* _DATA SECTION_:
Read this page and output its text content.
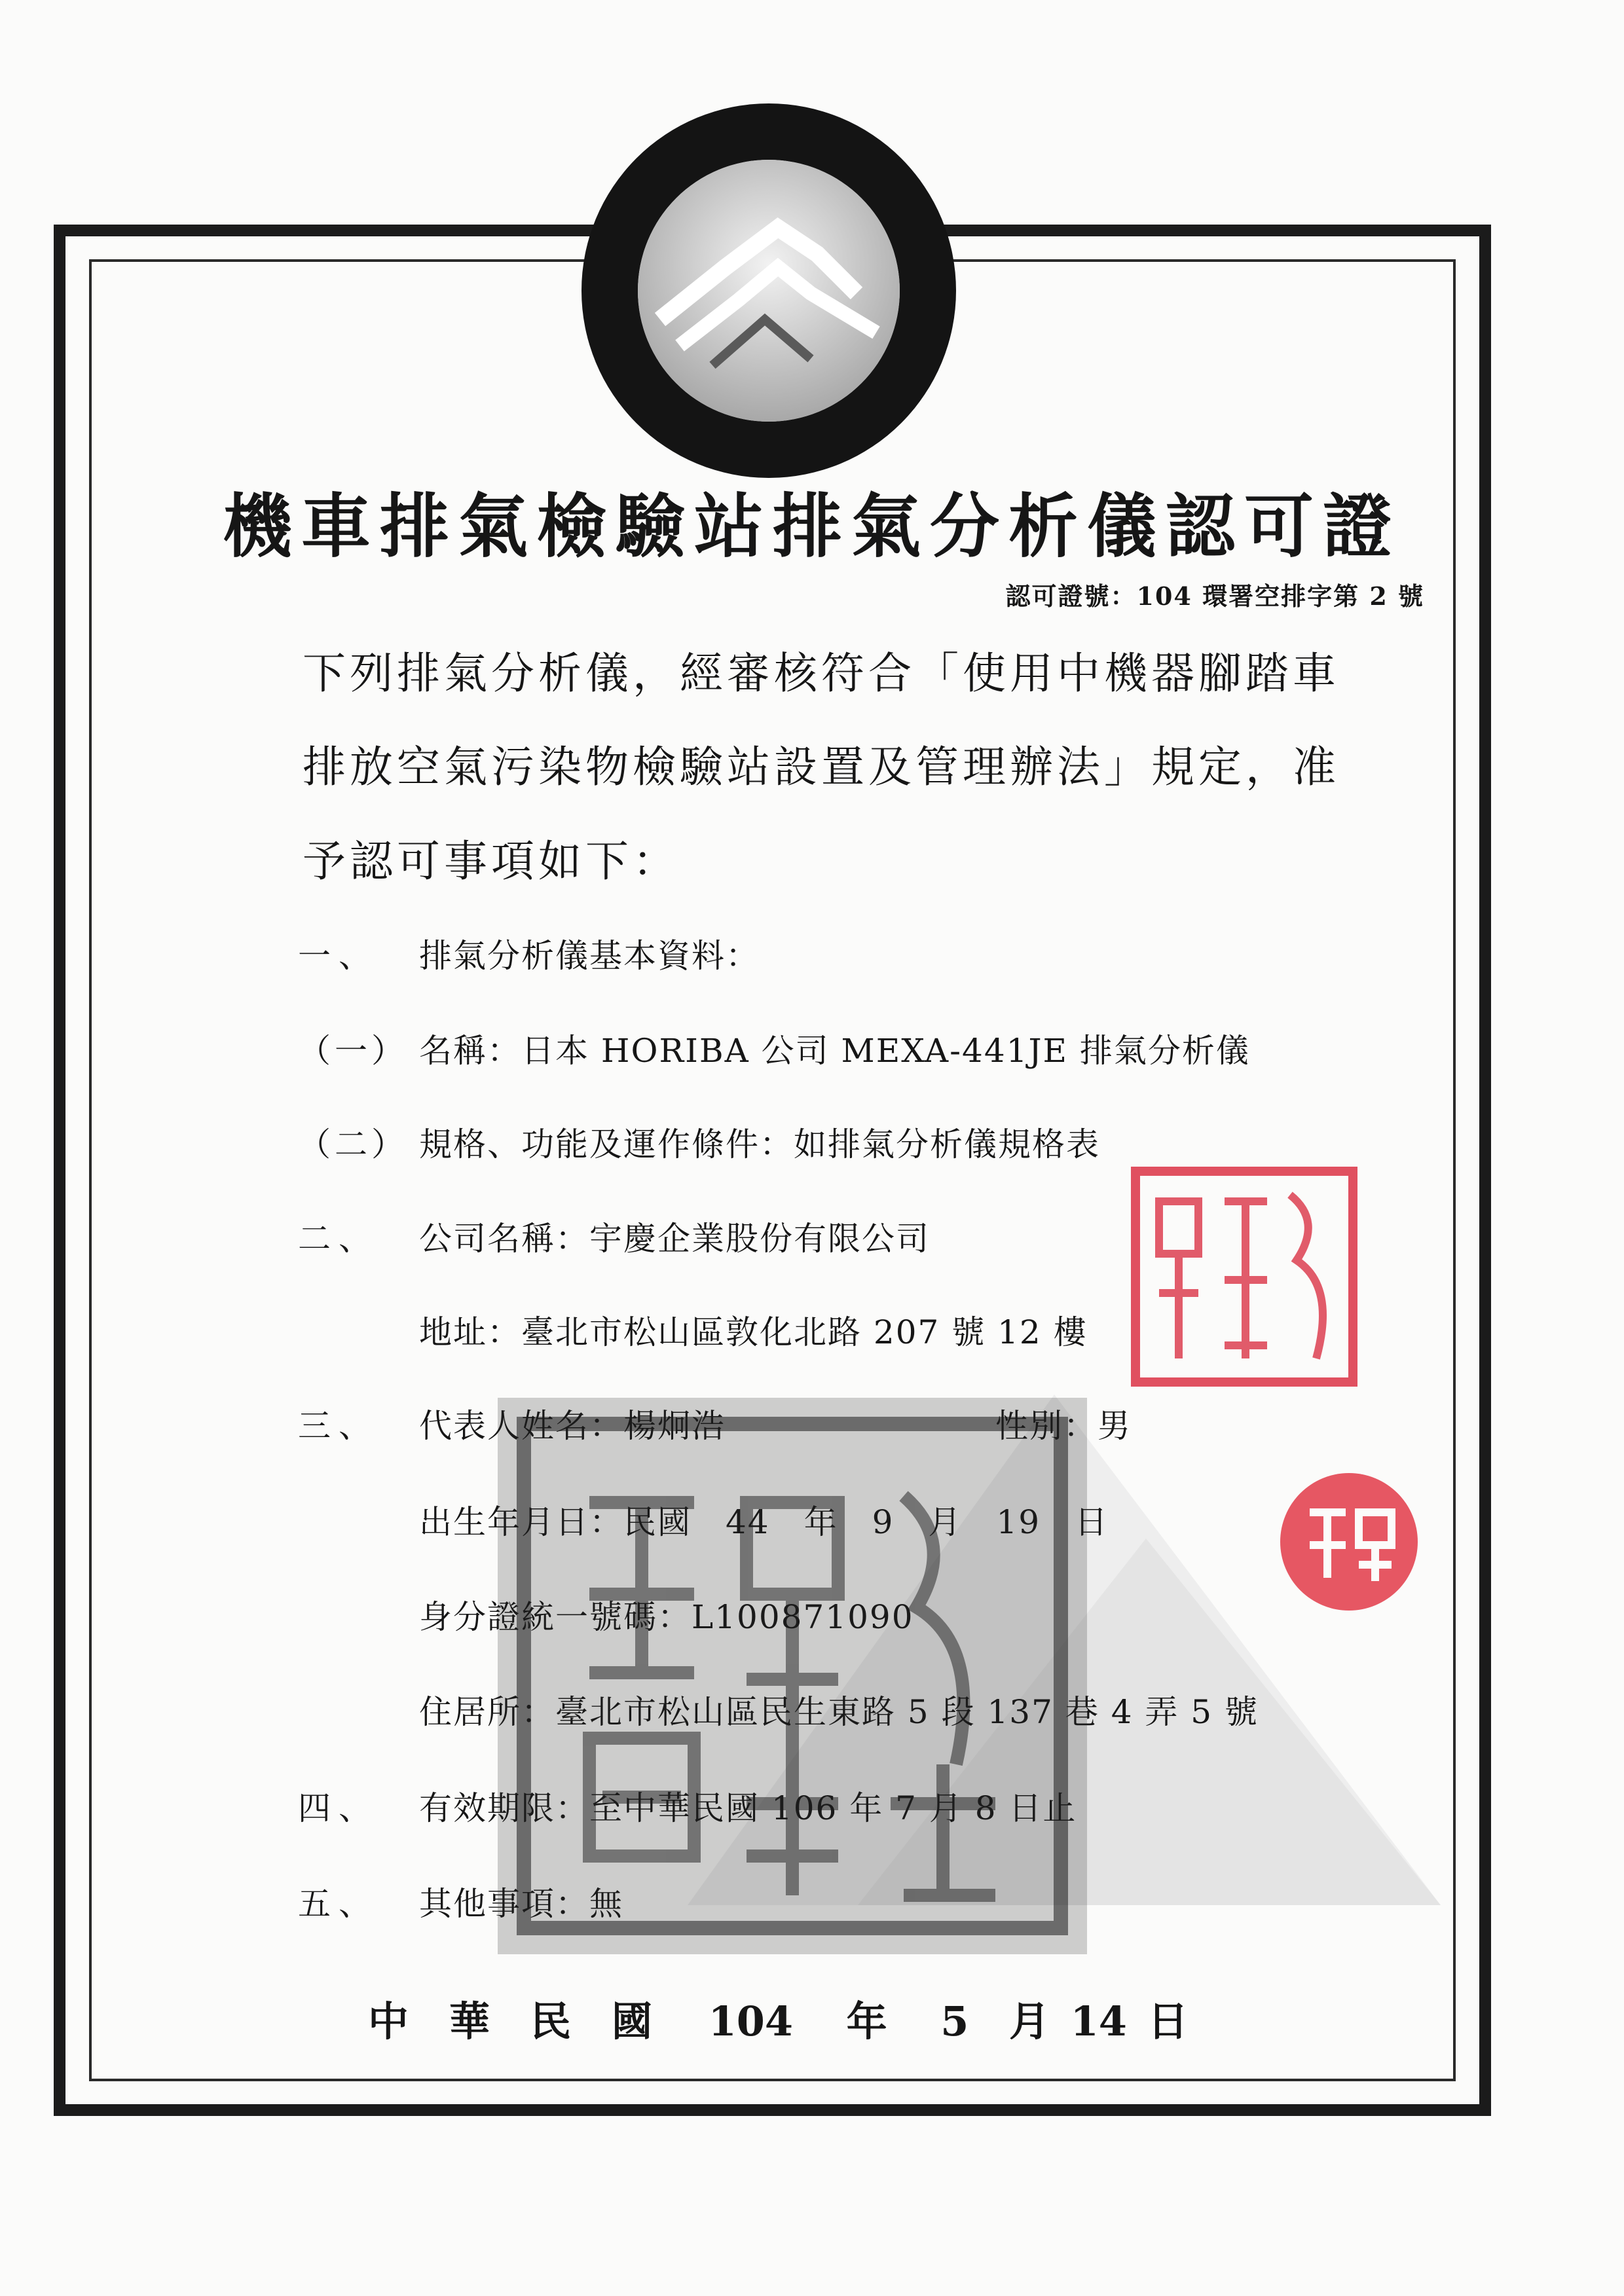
機車排氣檢驗站排氣分析儀認可證
認可證號：104 環署空排字第 2 號
下列排氣分析儀，經審核符合「使用中機器腳踏車
排放空氣污染物檢驗站設置及管理辦法」規定，准
予認可事項如下：
一、 排氣分析儀基本資料：
（一） 名稱：日本 HORIBA 公司 MEXA-441JE 排氣分析儀
（二） 規格、功能及運作條件：如排氣分析儀規格表
二、 公司名稱：宇慶企業股份有限公司
地址：臺北市松山區敦化北路 207 號 12 樓
三、 代表人姓名：楊炯浩	性別：男
出生年月日：民國　44　年　9　月　19　日
身分證統一號碼：L100871090
住居所：臺北市松山區民生東路 5 段 137 巷 4 弄 5 號
四、 有效期限：至中華民國 106 年 7 月 8 日止
五、 其他事項：無
中　華　民　國 104 年 5 月 14 日
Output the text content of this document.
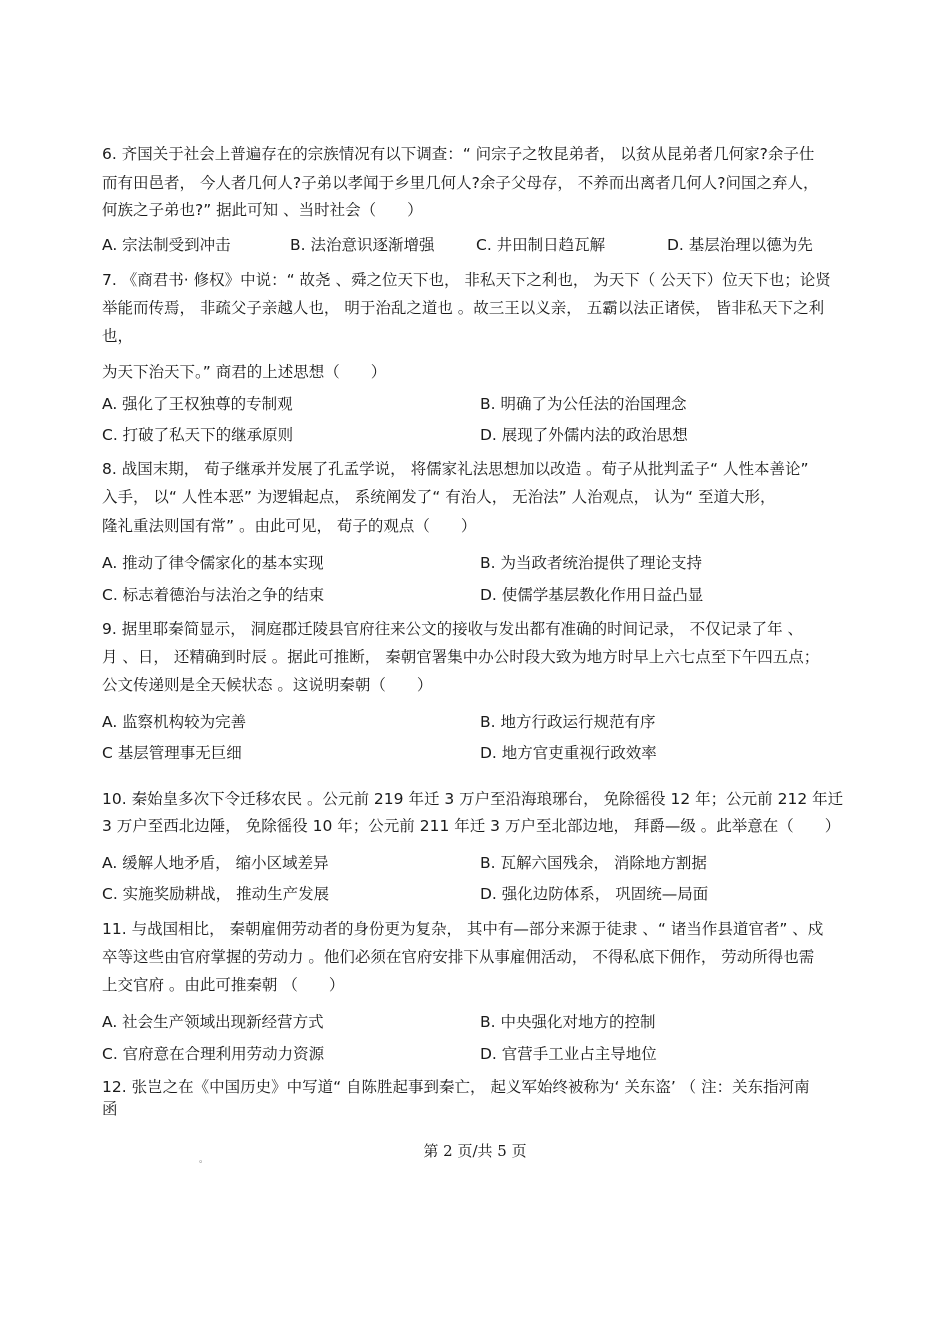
6. 齐国关于社会上普遍存在的宗族情况有以下调查：“ 问宗子之牧昆弟者， 以贫从昆弟者几何家?余子仕
而有田邑者， 今人者几何人?子弟以孝闻于乡里几何人?余子父母存， 不养而出离者几何人?问国之弃人，
何族之子弟也?” 据此可知 、当时社会（　　）
A. 宗法制受到冲击	B. 法治意识逐渐增强	C. 井田制日趋瓦解	D. 基层治理以德为先
7. 《商君书· 修权》中说：“ 故尧 、舜之位天下也， 非私天下之利也， 为天下（ 公天下）位天下也；论贤
举能而传焉， 非疏父子亲越人也， 明于治乱之道也 。故三王以义亲， 五霸以法正诸侯， 皆非私天下之利
也，
为天下治天下。” 商君的上述思想（　　）
A. 强化了王权独尊的专制观	B. 明确了为公任法的治国理念
C. 打破了私天下的继承原则	D. 展现了外儒内法的政治思想
8. 战国末期， 荀子继承并发展了孔孟学说， 将儒家礼法思想加以改造 。荀子从批判孟子“ 人性本善论”
入手， 以“ 人性本恶” 为逻辑起点， 系统阐发了“ 有治人， 无治法” 人治观点， 认为“ 至道大形，
隆礼重法则国有常” 。由此可见， 荀子的观点（　　）
A. 推动了律令儒家化的基本实现	B. 为当政者统治提供了理论支持
C. 标志着德治与法治之争的结束	D. 使儒学基层教化作用日益凸显
9. 据里耶秦简显示， 洞庭郡迁陵县官府往来公文的接收与发出都有准确的时间记录， 不仅记录了年 、
月 、日， 还精确到时辰 。据此可推断， 秦朝官署集中办公时段大致为地方时早上六七点至下午四五点；
公文传递则是全天候状态 。这说明秦朝（　　）
A. 监察机构较为完善	B. 地方行政运行规范有序
C 基层管理事无巨细	D. 地方官吏重视行政效率
10. 秦始皇多次下令迁移农民 。公元前 219 年迁 3 万户至沿海琅琊台， 免除徭役 12 年；公元前 212 年迁
3 万户至西北边陲， 免除徭役 10 年；公元前 211 年迁 3 万户至北部边地， 拜爵—级 。此举意在（　　）
A. 缓解人地矛盾， 缩小区域差异	B. 瓦解六国残余， 消除地方割据
C. 实施奖励耕战， 推动生产发展	D. 强化边防体系， 巩固统—局面
11. 与战国相比， 秦朝雇佣劳动者的身份更为复杂， 其中有—部分来源于徒隶 、“ 诸当作县道官者” 、戍
卒等这些由官府掌握的劳动力 。他们必须在官府安排下从事雇佣活动， 不得私底下佣作， 劳动所得也需
上交官府 。由此可推秦朝 （　　）
A. 社会生产领域出现新经营方式	B. 中央强化对地方的控制
C. 官府意在合理利用劳动力资源	D. 官营手工业占主导地位
12. 张岂之在《中国历史》中写道“ 自陈胜起事到秦亡， 起义军始终被称为‘ 关东盗’ （ 注：关东指河南
函
。	第 2 页/共 5 页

* _WHAT YOU WILL DO_: For the entries above, state how many lines contain the word "免除徭役". Provide the number by itself.

* _SOLUTION_: 2